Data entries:
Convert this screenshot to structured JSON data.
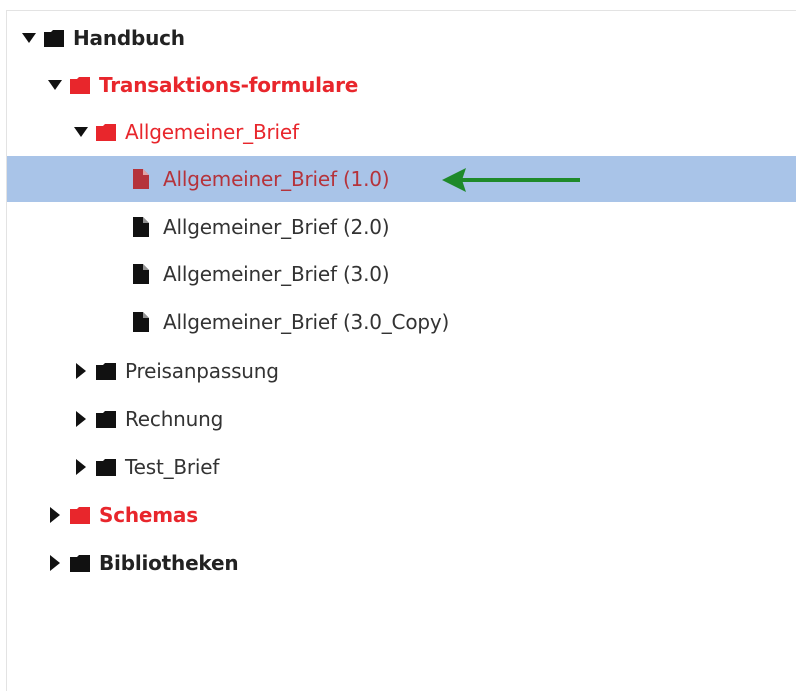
{
  "tree": {
    "items": [
      {
        "label": "Handbuch",
        "color": "#222222"
      },
      {
        "label": "Transaktions-formulare",
        "color": "#e8262c"
      },
      {
        "label": "Allgemeiner_Brief",
        "color": "#e8262c"
      },
      {
        "label": "Allgemeiner_Brief (1.0)",
        "color": "#b5333b"
      },
      {
        "label": "Allgemeiner_Brief (2.0)",
        "color": "#333333"
      },
      {
        "label": "Allgemeiner_Brief (3.0)",
        "color": "#333333"
      },
      {
        "label": "Allgemeiner_Brief (3.0_Copy)",
        "color": "#333333"
      },
      {
        "label": "Preisanpassung",
        "color": "#333333"
      },
      {
        "label": "Rechnung",
        "color": "#333333"
      },
      {
        "label": "Test_Brief",
        "color": "#333333"
      },
      {
        "label": "Schemas",
        "color": "#e8262c"
      },
      {
        "label": "Bibliotheken",
        "color": "#222222"
      }
    ],
    "selection_color": "#a9c4e8",
    "annotation_arrow_color": "#1f8a2a"
  }
}
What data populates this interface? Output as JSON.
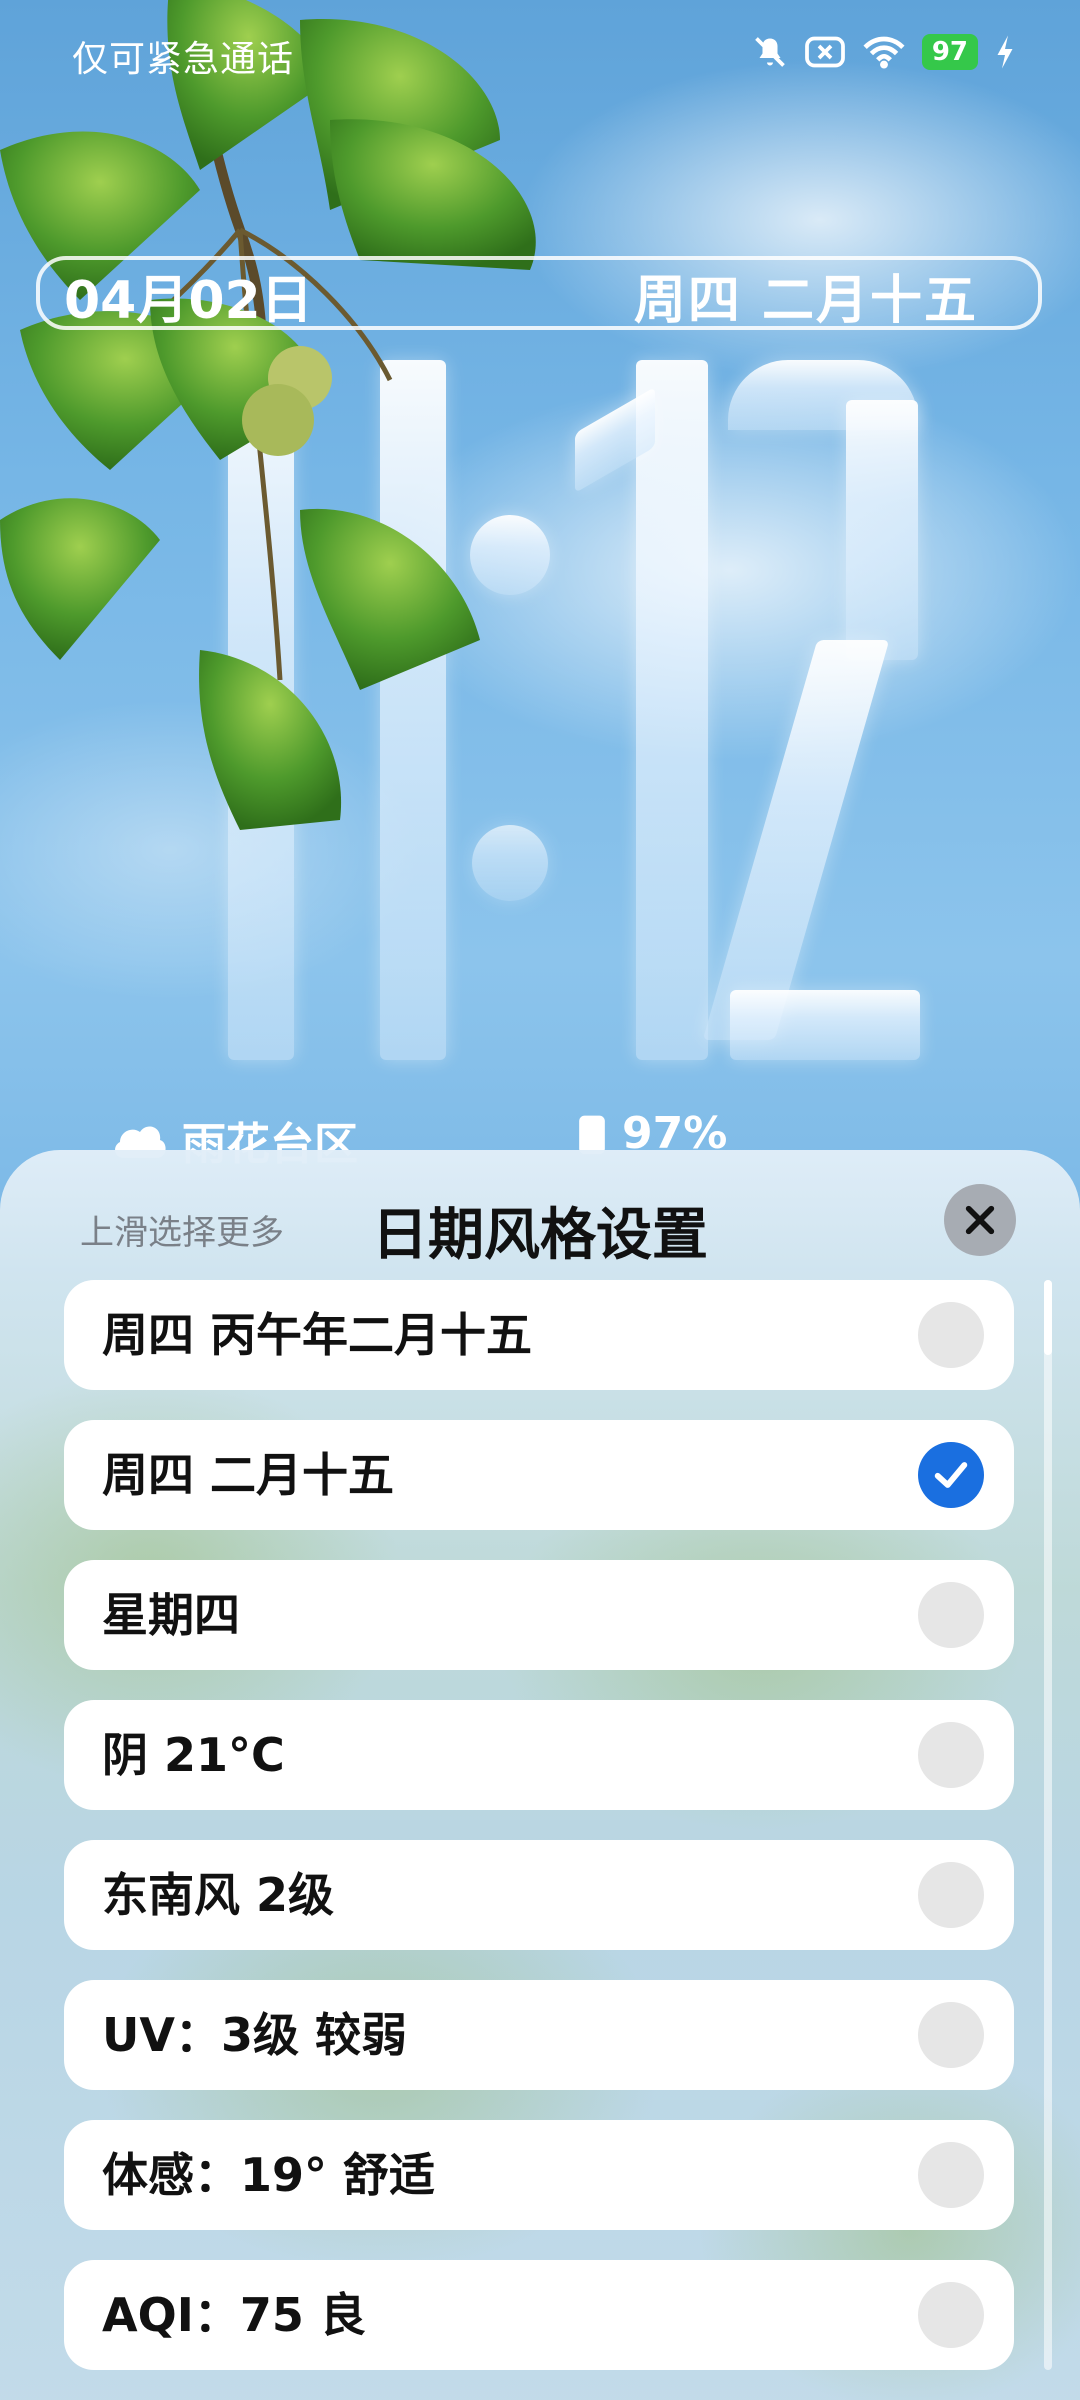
{
  "status_bar": {
    "carrier_text": "仅可紧急通话",
    "icons": [
      "mute-bell-icon",
      "sim-off-icon",
      "wifi-icon",
      "battery-icon",
      "charging-bolt-icon"
    ],
    "battery_level": "97"
  },
  "lockscreen": {
    "date": "04月02日",
    "weekday_lunar": "周四  二月十五",
    "time_hours": "11",
    "time_minutes": "12",
    "location_icon": "cloud-icon",
    "location": "雨花台区",
    "battery_icon": "battery-icon",
    "battery_percent": "97%"
  },
  "sheet": {
    "hint": "上滑选择更多",
    "title": "日期风格设置",
    "close_icon": "close-icon",
    "options": [
      {
        "label": "周四  丙午年二月十五",
        "selected": false
      },
      {
        "label": "周四  二月十五",
        "selected": true
      },
      {
        "label": "星期四",
        "selected": false
      },
      {
        "label": "阴 21°C",
        "selected": false
      },
      {
        "label": "东南风 2级",
        "selected": false
      },
      {
        "label": "UV：3级 较弱",
        "selected": false
      },
      {
        "label": "体感：19° 舒适",
        "selected": false
      },
      {
        "label": "AQI：75 良",
        "selected": false
      }
    ]
  },
  "colors": {
    "accent": "#1a6fe0",
    "battery_badge": "#35c84a",
    "sky": "#6fb0e2"
  }
}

> Instruction:
Extract every line of the data exactly; pictures stay out.

> Output for this task:
Convert this screenshot to structured JSON data.
{
  "tree": {
    "items": [
      {
        "label": "Handbuch",
        "color": "#222222"
      },
      {
        "label": "Transaktions-formulare",
        "color": "#e8262c"
      },
      {
        "label": "Allgemeiner_Brief",
        "color": "#e8262c"
      },
      {
        "label": "Allgemeiner_Brief (1.0)",
        "color": "#b5333b"
      },
      {
        "label": "Allgemeiner_Brief (2.0)",
        "color": "#333333"
      },
      {
        "label": "Allgemeiner_Brief (3.0)",
        "color": "#333333"
      },
      {
        "label": "Allgemeiner_Brief (3.0_Copy)",
        "color": "#333333"
      },
      {
        "label": "Preisanpassung",
        "color": "#333333"
      },
      {
        "label": "Rechnung",
        "color": "#333333"
      },
      {
        "label": "Test_Brief",
        "color": "#333333"
      },
      {
        "label": "Schemas",
        "color": "#e8262c"
      },
      {
        "label": "Bibliotheken",
        "color": "#222222"
      }
    ],
    "selection_color": "#a9c4e8",
    "annotation_arrow_color": "#1f8a2a"
  }
}
What data populates this interface? Output as JSON.
{
  "status_bar": {
    "carrier_text": "仅可紧急通话",
    "icons": [
      "mute-bell-icon",
      "sim-off-icon",
      "wifi-icon",
      "battery-icon",
      "charging-bolt-icon"
    ],
    "battery_level": "97"
  },
  "lockscreen": {
    "date": "04月02日",
    "weekday_lunar": "周四  二月十五",
    "time_hours": "11",
    "time_minutes": "12",
    "location_icon": "cloud-icon",
    "location": "雨花台区",
    "battery_icon": "battery-icon",
    "battery_percent": "97%"
  },
  "sheet": {
    "hint": "上滑选择更多",
    "title": "日期风格设置",
    "close_icon": "close-icon",
    "options": [
      {
        "label": "周四  丙午年二月十五",
        "selected": false
      },
      {
        "label": "周四  二月十五",
        "selected": true
      },
      {
        "label": "星期四",
        "selected": false
      },
      {
        "label": "阴 21°C",
        "selected": false
      },
      {
        "label": "东南风 2级",
        "selected": false
      },
      {
        "label": "UV：3级 较弱",
        "selected": false
      },
      {
        "label": "体感：19° 舒适",
        "selected": false
      },
      {
        "label": "AQI：75 良",
        "selected": false
      }
    ]
  },
  "colors": {
    "accent": "#1a6fe0",
    "battery_badge": "#35c84a",
    "sky": "#6fb0e2"
  }
}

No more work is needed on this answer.